■ **Görev Tanımı**:
Aşağıdaki bilim ile üretim ilişkileri üzerine yazıyı, son cümlesinin ardından sürdürün.

■ **Makale**:
Bu koşullar altında, bilim üretiminin, bilimin sistemleşmesi, öğretimin örgütlenmesi süreçlerinden yoğun olarak etkilenmesiyle birlikte, toplumun verili ekonomik sistemiyle ilişkisi, bilimin yapısına dair önemli etkilere sahiptir. Bilim her dönemde, anlama ve doğayı sistemleştirme bileşenlerinden; uygulamalı ve kavramsal bilimlerin diyalektik bir birlikteliğinden ibarettir, bu bileşenlerin herhangi birinden değil. Üretim ilişkilerinin, bilimin üretim sürecinin bileşenlerinin öne çıkarılma derecesindeki etkisi yanında, karmaşıklaşan toplumsal yapının farklı ürünlerinin, örneğin salt eğitim sisteminin yapısının, dini veya kültürel yapının, üretim ilişkileriyle organik bir bağ içinde bilimin yapısında meydana getirdiği etki unutulmamalıdır.

Bu bakış açısının bilimin tanımına, gelişim sürecindeki ‘anlama’ olgusuna, bu olgunun ortaya çıkışındaki atılıma dayandığı ve buna paralel olarak sistemin çizdiği çizginin dışına adım atarken, kişisel olarak bilim insanının toplumun belirleyici etkenlerinin olabildiğince dışında hareket etmesi gerektiği anlamına geldiği görülmelidir. Her yönden tabularını yıkan bir kavrayışın yansımasıdır, bilim.

Burada anlatılmak istenen, insanın bakış açısının toplumun yapısının etkisini hiçbir şekilde hissetmediği değil, aksine bilim insanının zihinsel sürecinin çok daha karmaşık ve birbirinden farklı, yani dönemsel olarak etkileri değişen faktörlerin izlerini taşıması, fakat doğrudan onlar tarafından belirlenemez oluşudur. Bilimsel bakış açısı, onu üretenin kendisine ait bir kavrayışın ürünü olmadığı sürece, gelenekselleşmeye mahkûmdur. Bu bakış açısının bilim tarihinde uygulanışı ve buradan yola çıkarak günümüz gençliğinin, bilimle ilişkisine temas etmek, konuyu netleştirecektir.

TARİH BOYUNCA KAVRAMSAL VE UYGULAMALI BİLİMLER

Bilim ve tarih arasındaki ilişkiye baktığımızda, ilk önümüze çıkacak olan, anlamlı ve sistemli olarak ele alınmaya başlandığı ilk uygarlıklarda bilimin, doğayı anlama çabası olarak dönemin filozoflarının epistemolojisinin kaynaklarından biri olduğudur. Üretim ilişkilerinin karmaşık yapılara sahip olmadığı bu dönemde, bilim insanının zihinsel altyapısını, doğayı kavramlaştırmasındaki sistematiği belirleyenin daha çok kendi birikim ve inisiyatifi olduğu görülür.*

İşbölümünün basitliği ve doğaya hakim olma yetisinin eksikliğinden dolayı, bilimin, toplumun üretim ilişkileriyle dolaysız bir temasa sahip olmayışının; ileri dönemlerde önem kazanacak olan uygulamalı bilimlerin, bu dönemde henüz bir varlık gösterememesine sebep olduğu söylenebilir. Bu dönem boyunca bilimde, kültürel ve sosyal yapının etkisi önemli yer tutmaktadır. Üretim ilişkilerinden apayrı düşünülemeyecek olan bu etkenlerin, bilim öğretimi sistemli bir hale gelene kadar etkisi daha yoğun olmuştur. Buradan çıkarılacak sonuç; üretim ilişkilerinin ve insanın sosyoekonomik varlığının, tarih boyunca belli başlı kişilerin zihinsel süreçleriyle bağlantılı olarak geliştiği, bu ikisinin birbirlerinden kopuk olmadığı ve birbirlerinin basit birer altkümesi olamayacağıdır.

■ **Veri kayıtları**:
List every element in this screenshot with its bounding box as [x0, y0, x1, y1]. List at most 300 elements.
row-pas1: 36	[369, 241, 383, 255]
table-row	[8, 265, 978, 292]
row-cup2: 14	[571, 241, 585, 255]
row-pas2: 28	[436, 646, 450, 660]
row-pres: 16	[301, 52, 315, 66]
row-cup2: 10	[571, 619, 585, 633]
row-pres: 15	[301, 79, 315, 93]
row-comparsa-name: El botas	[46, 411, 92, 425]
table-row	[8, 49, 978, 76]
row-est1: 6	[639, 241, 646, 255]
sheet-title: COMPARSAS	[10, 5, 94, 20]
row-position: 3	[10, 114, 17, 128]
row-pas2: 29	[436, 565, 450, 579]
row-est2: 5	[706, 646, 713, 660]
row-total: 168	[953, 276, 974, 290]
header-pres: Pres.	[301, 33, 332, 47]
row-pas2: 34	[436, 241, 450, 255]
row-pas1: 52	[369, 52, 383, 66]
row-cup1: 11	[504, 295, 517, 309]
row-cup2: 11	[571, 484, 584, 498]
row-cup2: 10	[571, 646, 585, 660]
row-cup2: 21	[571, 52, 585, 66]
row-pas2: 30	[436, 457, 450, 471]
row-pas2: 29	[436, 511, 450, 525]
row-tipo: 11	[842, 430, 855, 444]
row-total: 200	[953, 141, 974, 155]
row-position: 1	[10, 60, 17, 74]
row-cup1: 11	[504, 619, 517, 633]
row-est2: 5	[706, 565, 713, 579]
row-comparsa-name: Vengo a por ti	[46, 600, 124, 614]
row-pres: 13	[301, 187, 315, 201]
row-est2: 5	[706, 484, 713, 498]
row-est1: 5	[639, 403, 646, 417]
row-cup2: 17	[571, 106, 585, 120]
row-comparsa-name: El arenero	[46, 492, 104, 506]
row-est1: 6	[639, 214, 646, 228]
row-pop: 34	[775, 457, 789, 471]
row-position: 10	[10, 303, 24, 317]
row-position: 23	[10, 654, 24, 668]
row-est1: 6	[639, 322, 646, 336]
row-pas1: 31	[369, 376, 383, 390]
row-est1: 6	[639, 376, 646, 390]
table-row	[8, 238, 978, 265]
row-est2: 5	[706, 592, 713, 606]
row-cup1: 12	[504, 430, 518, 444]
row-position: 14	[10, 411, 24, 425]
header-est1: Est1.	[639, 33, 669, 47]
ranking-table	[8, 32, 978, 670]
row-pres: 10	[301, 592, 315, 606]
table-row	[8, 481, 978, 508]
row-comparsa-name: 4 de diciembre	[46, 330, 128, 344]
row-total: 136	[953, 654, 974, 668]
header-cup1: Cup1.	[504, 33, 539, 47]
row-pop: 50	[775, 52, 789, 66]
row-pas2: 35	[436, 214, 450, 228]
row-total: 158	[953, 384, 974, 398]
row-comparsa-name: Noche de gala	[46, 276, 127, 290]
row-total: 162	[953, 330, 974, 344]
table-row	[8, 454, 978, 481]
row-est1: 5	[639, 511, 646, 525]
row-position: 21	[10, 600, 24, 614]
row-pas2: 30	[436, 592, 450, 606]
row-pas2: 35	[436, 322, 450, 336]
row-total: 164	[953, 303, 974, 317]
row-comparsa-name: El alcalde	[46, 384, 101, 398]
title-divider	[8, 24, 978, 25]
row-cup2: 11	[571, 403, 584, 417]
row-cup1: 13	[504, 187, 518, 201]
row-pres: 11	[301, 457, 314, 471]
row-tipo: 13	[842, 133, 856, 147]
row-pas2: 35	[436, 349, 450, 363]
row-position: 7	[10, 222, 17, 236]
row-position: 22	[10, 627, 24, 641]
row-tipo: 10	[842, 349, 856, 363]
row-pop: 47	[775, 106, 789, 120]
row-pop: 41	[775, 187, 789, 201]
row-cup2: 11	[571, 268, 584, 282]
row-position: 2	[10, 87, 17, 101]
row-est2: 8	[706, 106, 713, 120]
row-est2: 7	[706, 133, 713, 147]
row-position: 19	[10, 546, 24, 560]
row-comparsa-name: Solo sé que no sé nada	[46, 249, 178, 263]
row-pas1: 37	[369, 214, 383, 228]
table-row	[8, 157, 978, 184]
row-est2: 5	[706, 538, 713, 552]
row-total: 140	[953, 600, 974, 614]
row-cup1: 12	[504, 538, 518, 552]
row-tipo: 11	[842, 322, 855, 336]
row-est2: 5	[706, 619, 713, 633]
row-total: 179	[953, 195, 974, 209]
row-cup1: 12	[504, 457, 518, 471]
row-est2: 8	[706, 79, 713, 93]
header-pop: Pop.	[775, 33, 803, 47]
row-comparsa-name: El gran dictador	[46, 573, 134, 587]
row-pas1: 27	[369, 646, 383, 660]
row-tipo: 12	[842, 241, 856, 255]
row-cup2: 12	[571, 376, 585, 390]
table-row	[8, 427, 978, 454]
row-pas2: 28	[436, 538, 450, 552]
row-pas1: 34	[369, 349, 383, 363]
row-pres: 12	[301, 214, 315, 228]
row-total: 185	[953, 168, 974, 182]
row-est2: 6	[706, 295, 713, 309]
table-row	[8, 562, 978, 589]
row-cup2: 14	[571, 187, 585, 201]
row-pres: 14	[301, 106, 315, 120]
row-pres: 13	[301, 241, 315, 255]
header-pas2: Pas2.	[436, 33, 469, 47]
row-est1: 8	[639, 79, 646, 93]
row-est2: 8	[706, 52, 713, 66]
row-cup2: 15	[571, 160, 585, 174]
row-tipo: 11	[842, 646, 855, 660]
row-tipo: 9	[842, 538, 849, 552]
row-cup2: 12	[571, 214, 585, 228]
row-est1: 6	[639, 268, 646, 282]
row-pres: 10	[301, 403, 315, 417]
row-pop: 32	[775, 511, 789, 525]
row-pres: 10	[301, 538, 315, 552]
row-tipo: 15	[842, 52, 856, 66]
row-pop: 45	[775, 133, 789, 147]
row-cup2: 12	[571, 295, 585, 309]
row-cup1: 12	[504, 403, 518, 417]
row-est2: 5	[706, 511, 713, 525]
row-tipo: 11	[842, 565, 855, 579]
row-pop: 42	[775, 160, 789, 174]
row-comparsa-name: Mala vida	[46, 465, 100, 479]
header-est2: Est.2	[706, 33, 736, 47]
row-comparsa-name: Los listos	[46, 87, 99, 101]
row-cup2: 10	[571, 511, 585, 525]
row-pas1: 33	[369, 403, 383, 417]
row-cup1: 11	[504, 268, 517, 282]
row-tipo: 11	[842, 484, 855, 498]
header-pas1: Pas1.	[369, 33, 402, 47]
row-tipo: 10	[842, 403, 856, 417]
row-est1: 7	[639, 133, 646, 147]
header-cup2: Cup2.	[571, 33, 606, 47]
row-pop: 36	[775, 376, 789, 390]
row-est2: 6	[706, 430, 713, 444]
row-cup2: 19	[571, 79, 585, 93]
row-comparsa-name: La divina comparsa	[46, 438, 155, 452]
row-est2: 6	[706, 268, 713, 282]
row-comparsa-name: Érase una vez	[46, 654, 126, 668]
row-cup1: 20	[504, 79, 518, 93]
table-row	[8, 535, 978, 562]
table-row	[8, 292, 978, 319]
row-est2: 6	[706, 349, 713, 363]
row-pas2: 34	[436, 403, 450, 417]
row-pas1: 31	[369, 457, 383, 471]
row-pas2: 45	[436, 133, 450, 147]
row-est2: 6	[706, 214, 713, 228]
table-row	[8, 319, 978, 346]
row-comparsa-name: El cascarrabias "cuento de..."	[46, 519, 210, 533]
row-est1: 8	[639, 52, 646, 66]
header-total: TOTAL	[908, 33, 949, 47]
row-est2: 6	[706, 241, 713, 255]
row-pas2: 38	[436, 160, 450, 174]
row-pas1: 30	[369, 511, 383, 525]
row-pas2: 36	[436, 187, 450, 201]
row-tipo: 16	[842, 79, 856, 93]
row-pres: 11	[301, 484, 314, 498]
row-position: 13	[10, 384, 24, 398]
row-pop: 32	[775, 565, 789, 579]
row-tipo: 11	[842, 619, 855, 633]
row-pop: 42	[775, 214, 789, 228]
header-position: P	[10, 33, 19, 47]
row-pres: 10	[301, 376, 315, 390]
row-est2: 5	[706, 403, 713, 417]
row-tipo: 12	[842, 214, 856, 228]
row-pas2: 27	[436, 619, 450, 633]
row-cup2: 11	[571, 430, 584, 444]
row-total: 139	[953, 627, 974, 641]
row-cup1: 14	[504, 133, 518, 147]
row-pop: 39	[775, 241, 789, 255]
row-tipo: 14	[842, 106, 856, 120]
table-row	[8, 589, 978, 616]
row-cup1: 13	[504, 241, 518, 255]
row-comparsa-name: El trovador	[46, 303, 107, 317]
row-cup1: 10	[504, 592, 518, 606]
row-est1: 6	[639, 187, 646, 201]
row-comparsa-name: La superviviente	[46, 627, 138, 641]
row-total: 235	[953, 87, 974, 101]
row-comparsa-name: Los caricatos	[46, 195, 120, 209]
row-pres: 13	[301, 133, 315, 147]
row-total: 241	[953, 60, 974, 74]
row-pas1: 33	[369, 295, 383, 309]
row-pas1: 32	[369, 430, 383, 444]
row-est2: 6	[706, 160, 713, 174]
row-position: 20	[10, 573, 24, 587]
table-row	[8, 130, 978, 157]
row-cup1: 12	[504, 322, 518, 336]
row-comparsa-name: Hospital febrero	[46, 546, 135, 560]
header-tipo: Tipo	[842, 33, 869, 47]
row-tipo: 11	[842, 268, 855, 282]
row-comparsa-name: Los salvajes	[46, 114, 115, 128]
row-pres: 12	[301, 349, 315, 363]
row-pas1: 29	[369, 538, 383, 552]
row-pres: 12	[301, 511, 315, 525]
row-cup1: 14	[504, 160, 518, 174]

■ **Göreve Yanıt**:
Bilimin giderek hayatın daha fazla alanına daha güçlü bir etkide bulunmaya başladığı, bilimlerde bir atılımın gerçekleştiği 17. ve 18. yüzyıllarda, ekonomik ilişkilerin karmaşıklaştığı, eğitimin kurumsallaştığı, dinin etkisinin kırıldığı gözlenir. Bu dönem, aynı zamanda, sermayenin kârını artırma güdüsü üzerinde şekillenen bir toplumsal sistem olan kapitalizmin, insanı makinenin bir uzantısı haline getirmeye başladığı dönemdir. Bunun bilim alanına yansıması olarak da, özellikle 19. yüzyıl, daha önce görece bir varlık gösteremediği söylenebilecek uygulamalı bilimlerin “şahlanışına” tanık oldu.

20. yüzyılda üretimin artışı ve bu artışa paralel olarak, sermayenin kalifiye eleman ihtiyacı sonucu, üniversitenin eğitim sisteminin kontrol altına alınması önem kazandı. Üniversitenin eğitim programının doğrudan sistemin kendini üretebilmesi ekseninde odaklanması, kimi zaman, üniversitenin toplumsal düzenle ilişkileri içinde biraz “kendiliğinden”, kimi zaman da planlanarak ve tam olarak sonuçlarının farkına varılarak gerçekleştirildi. Bunu ‘en kötü olanı’ izlemeye başladı; tek alternatifin zaten mevcut sistemin eğitimde, bilimde, üretim ilişkilerinde sürerliliği olduğu yanılsaması. İnsanın yapısına ait bir özelliği, bu ortamda zararlı bir görev üstlendi; olan bitenin birikerek hayatı zorlar seviyede sorun olmaya başlamasından önce, bu birikimlerin sorgulamasını yapmayışı, yani alışkanlık kazanması.

Tüm toplum, küçük yaşta başlayan bu sistemli aptallaştırma sürecinin, eğitim sisteminin, yaratması muhtemel sorunlar meyvelerini vermeden, ona dur demeyecek gibiydi. Tabii ki bu soyut bakış açısı pek gerçeği yansıtmamaktadır. Çünkü, eğitim sistemi hayattan kopuk bir olgu olarak tasvir edilemez. Bilimde, insanın insan olmasının tüm farklı unsurlarının içinde gerçekleşen bunalımla ve kendi bunalımının katkısıyla, kendi alternatifini tüm bileşenleriyle yaratmanın savaşımı başladı. Bilimin en çok kavrandığı ve eğitimin sonuçlanacağı kurumda başlamalıydı bu başkaldırı, öyle de oldu, üniversitede alternatif bilim kavrayışının mücadelesi baş gösterdi.